__Set task__
Below is a block of records. Copy every line in it that contains the word "panel".

__The records__
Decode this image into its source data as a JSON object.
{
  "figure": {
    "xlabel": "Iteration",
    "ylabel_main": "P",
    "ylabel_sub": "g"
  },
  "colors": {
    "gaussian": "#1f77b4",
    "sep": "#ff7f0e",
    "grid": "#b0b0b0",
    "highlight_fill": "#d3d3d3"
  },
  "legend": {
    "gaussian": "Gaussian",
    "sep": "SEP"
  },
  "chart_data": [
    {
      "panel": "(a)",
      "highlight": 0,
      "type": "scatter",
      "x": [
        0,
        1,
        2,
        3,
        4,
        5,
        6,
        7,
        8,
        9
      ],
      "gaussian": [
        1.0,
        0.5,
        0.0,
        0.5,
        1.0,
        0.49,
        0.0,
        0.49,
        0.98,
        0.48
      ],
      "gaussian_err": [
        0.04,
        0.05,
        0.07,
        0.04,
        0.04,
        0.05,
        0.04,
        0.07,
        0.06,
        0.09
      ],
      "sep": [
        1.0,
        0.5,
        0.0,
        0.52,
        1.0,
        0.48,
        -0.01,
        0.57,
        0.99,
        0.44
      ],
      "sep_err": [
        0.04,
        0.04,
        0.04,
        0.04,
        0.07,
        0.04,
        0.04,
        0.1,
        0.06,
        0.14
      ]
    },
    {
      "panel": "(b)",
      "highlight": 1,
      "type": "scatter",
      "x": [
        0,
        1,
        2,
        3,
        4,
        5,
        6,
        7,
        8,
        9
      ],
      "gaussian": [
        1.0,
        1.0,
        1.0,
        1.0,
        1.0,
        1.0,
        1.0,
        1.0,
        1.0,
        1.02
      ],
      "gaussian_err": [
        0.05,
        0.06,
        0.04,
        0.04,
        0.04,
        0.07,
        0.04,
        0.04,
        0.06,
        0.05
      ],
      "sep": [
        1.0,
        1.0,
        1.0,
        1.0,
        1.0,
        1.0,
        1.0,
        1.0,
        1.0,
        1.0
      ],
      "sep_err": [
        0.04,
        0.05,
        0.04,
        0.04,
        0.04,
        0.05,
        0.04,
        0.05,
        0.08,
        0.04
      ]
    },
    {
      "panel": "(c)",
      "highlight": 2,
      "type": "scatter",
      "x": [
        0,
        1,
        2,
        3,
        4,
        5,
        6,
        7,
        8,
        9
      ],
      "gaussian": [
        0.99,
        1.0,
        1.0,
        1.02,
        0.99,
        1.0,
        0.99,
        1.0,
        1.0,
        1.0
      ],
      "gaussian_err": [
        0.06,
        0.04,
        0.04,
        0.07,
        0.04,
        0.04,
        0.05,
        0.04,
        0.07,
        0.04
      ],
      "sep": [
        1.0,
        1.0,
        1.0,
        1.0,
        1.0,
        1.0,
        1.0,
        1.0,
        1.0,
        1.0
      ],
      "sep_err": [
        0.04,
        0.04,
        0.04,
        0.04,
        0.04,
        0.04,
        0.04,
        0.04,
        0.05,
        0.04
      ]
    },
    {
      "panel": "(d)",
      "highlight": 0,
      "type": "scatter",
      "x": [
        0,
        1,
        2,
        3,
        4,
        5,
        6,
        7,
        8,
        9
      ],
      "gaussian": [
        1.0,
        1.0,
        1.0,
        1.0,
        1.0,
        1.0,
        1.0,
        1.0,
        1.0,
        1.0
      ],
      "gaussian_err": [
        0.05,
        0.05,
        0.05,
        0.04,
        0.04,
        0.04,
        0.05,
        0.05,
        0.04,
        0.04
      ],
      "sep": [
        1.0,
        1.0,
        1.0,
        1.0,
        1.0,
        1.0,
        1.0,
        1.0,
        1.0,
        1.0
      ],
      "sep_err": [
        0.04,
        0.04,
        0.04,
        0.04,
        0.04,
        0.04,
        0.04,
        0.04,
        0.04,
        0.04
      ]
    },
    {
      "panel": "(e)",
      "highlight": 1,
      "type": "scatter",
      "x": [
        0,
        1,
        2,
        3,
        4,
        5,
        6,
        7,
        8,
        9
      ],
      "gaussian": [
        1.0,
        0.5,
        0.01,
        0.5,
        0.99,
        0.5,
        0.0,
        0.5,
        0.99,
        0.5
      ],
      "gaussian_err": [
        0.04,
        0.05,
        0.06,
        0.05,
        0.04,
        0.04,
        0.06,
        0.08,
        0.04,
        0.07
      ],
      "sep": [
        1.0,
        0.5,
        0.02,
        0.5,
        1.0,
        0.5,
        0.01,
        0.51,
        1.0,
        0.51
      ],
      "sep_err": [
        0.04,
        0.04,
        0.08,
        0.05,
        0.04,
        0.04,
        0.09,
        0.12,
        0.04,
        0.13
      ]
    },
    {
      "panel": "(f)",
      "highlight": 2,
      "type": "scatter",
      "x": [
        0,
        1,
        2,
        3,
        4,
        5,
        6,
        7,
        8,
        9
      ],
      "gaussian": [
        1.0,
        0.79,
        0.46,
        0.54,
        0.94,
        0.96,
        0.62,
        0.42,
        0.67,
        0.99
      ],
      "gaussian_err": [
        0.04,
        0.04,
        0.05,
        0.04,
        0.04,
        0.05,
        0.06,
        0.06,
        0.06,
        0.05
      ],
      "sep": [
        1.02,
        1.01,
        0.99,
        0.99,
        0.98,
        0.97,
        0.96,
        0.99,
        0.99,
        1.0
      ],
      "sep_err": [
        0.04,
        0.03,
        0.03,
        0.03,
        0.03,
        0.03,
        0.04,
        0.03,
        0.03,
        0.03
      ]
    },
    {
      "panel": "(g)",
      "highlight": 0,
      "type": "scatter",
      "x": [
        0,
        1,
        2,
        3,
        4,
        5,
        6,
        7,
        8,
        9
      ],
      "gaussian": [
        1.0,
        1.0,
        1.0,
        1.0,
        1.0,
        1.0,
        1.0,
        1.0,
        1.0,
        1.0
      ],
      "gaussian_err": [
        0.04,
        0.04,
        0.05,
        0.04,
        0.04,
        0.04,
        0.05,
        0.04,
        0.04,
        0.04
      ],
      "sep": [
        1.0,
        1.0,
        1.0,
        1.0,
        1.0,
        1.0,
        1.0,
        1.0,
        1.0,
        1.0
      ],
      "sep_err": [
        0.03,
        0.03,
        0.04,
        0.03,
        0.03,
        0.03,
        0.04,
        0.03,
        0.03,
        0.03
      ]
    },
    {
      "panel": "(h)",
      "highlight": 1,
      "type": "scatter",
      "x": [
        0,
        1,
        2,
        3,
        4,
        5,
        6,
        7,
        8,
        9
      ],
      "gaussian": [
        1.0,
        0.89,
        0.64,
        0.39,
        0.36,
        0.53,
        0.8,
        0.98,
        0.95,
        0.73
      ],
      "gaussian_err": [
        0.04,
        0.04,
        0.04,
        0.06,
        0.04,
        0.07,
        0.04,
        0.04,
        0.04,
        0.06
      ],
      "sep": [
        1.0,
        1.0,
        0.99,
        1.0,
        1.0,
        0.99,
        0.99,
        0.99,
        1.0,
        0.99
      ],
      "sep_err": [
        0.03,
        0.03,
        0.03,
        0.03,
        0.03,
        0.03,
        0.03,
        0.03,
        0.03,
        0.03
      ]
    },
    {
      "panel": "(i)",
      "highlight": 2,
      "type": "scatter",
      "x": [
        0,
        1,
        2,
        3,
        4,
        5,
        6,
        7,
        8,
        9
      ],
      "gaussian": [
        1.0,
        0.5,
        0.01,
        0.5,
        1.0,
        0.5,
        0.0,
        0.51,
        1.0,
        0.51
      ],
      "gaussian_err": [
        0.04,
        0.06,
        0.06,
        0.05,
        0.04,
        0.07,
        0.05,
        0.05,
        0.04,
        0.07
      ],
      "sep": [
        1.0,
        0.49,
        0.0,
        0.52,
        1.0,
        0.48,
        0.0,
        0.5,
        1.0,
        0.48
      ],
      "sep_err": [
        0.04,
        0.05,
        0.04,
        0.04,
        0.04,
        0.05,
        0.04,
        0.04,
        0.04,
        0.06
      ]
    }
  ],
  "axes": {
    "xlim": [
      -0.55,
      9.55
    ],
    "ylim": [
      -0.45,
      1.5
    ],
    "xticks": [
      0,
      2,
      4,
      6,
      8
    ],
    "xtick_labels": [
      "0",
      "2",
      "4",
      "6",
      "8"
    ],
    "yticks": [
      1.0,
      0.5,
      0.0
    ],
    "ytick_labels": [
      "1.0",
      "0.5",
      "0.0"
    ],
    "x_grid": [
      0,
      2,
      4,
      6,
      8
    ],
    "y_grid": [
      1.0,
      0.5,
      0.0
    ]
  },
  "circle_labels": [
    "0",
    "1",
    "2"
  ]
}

__Expected answer__
      "panel": "(a)",
      "panel": "(b)",
      "panel": "(c)",
      "panel": "(d)",
      "panel": "(e)",
      "panel": "(f)",
      "panel": "(g)",
      "panel": "(h)",
      "panel": "(i)",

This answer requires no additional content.